> Instructions for the task: Locate the word "this" in the material, then show every line that holds it.

> Data to use:
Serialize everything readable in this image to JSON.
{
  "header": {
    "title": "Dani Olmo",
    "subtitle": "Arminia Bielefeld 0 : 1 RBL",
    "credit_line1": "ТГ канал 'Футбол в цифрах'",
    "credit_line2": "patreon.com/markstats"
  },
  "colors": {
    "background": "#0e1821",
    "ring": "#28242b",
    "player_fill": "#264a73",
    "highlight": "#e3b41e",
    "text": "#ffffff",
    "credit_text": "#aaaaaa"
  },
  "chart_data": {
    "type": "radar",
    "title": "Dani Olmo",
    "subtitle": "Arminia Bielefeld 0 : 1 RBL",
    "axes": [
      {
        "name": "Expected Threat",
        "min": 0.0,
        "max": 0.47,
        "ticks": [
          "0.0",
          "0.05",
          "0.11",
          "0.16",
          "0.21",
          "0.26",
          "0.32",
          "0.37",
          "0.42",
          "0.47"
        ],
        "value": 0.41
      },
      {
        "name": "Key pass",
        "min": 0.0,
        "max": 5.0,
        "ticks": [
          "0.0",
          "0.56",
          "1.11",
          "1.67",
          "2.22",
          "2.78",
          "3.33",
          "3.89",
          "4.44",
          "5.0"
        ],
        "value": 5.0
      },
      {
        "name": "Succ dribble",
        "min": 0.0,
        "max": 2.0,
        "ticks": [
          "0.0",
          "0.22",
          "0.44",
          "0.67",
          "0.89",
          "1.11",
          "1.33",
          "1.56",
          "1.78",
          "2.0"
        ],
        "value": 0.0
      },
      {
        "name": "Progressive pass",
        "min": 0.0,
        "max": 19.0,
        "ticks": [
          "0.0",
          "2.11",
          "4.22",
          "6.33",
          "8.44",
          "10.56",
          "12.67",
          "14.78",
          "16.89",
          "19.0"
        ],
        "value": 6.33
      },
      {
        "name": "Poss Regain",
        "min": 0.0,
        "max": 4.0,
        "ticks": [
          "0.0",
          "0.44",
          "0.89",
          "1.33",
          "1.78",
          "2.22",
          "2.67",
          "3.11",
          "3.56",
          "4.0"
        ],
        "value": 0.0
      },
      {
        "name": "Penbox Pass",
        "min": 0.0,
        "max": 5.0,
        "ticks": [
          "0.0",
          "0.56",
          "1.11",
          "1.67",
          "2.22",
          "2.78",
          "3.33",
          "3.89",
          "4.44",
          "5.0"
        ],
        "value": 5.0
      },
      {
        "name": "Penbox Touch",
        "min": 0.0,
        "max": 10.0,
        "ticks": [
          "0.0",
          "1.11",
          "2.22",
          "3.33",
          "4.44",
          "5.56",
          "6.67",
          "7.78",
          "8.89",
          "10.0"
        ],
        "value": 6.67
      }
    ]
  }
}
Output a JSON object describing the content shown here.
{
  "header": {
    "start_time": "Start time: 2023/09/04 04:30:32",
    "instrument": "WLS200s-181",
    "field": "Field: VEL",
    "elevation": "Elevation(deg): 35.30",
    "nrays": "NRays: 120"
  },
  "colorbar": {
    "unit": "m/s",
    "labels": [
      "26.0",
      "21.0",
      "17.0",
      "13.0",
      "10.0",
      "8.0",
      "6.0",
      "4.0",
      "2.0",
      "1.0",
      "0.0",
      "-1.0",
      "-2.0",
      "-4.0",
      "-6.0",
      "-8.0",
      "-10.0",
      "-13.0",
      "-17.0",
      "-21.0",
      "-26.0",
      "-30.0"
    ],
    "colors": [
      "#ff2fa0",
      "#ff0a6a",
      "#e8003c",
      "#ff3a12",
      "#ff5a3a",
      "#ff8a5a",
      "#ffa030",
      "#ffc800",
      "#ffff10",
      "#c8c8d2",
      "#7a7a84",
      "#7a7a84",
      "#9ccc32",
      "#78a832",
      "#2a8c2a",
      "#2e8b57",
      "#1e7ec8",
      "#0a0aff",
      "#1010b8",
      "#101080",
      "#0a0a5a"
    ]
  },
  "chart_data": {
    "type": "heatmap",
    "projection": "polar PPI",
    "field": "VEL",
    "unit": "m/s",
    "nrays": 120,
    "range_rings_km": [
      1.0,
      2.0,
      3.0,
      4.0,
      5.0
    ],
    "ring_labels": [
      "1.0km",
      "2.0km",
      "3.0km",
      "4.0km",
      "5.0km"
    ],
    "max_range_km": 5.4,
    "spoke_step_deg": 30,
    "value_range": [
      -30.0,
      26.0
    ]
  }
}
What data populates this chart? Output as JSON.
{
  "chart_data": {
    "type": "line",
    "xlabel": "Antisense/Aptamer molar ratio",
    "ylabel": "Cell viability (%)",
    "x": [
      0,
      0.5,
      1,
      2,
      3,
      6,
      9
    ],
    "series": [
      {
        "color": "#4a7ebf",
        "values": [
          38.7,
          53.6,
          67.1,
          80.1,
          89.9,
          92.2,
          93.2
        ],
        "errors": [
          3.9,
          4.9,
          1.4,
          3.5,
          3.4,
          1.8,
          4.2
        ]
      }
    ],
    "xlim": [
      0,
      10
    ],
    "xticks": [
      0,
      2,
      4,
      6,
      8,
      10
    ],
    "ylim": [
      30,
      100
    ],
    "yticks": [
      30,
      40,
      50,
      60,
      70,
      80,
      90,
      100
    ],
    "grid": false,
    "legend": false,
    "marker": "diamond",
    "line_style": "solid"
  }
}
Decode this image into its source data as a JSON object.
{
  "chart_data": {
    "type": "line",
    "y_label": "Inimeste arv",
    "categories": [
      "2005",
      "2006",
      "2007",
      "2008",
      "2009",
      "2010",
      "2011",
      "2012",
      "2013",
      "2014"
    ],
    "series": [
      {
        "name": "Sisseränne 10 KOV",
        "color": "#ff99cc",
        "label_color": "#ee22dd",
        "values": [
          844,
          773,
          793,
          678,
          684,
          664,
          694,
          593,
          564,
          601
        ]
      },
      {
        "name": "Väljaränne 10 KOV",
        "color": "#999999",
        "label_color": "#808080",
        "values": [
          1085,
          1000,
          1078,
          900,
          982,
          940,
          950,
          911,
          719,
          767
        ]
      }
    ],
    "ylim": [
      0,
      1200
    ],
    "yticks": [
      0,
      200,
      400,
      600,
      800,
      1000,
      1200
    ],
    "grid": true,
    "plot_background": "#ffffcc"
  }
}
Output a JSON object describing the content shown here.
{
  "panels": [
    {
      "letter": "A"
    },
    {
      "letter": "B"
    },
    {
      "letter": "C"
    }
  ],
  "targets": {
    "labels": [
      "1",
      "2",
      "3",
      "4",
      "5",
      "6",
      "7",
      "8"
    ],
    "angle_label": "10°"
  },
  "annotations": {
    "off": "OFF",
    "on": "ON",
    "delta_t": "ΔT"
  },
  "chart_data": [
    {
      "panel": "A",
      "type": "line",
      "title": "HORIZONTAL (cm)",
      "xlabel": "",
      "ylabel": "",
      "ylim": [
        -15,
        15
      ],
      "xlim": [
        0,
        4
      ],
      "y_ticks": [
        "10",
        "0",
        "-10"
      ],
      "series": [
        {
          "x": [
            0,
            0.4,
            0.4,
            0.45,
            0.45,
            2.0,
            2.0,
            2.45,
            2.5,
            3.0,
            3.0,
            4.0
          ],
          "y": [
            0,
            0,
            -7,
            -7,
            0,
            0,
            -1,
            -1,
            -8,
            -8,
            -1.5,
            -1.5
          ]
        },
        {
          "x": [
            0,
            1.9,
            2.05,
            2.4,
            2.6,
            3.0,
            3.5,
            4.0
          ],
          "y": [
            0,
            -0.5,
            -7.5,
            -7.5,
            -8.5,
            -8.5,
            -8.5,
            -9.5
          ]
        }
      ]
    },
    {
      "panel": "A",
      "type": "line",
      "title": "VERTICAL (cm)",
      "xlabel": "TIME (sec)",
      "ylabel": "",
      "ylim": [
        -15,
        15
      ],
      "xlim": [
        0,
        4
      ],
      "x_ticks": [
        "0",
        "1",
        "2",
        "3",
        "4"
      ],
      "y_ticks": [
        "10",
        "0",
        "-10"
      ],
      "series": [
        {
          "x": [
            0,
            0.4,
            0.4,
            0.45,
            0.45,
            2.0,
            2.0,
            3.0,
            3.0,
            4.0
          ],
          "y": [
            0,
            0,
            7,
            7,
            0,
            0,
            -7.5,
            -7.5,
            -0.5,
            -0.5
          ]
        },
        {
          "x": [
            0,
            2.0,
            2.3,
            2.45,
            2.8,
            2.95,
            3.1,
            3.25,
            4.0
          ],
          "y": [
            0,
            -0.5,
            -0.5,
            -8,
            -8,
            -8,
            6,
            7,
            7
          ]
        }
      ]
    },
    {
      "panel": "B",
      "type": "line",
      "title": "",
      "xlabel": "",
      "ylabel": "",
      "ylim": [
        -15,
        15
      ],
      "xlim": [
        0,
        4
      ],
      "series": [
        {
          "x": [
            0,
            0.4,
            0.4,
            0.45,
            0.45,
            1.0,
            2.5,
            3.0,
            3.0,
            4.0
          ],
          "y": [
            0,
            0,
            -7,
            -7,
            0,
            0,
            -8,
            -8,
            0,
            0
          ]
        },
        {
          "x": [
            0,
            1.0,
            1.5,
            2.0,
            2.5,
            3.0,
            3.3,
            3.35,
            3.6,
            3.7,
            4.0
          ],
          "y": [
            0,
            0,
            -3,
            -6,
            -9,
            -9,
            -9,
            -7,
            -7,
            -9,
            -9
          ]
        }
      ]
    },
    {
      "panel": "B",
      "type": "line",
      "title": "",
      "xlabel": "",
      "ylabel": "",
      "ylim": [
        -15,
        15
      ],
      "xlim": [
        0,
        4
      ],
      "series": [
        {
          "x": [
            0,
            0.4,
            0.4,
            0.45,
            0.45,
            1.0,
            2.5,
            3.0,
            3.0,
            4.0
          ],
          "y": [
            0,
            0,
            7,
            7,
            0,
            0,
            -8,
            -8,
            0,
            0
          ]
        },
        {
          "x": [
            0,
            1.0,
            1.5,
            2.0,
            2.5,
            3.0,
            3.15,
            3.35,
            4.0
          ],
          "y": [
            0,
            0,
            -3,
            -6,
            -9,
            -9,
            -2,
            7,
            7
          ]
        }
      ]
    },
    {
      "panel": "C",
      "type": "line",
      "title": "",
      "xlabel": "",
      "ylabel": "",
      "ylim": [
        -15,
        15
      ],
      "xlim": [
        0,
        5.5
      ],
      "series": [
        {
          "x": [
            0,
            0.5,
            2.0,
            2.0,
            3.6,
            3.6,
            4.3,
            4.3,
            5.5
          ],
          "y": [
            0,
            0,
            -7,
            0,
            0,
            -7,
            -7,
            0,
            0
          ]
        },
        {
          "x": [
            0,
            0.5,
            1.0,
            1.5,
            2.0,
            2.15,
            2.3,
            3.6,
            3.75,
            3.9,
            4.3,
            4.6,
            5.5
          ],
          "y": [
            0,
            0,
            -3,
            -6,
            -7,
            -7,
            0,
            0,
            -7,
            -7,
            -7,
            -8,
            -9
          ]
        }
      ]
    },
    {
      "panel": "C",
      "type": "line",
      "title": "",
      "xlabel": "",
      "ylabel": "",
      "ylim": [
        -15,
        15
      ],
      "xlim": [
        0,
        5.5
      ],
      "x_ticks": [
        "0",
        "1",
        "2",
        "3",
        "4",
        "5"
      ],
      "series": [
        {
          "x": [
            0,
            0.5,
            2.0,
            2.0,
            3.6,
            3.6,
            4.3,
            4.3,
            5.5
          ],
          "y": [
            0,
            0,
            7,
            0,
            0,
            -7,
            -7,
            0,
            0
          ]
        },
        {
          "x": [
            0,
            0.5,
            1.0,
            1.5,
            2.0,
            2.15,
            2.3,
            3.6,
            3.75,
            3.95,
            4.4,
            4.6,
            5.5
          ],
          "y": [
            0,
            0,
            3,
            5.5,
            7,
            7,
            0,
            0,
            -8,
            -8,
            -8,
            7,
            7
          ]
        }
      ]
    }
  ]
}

> Answer to the task:
Serialize everything readable in this image to JSON.
What data populates this chart? Output as JSON.
Decode this image into its source data as a JSON object.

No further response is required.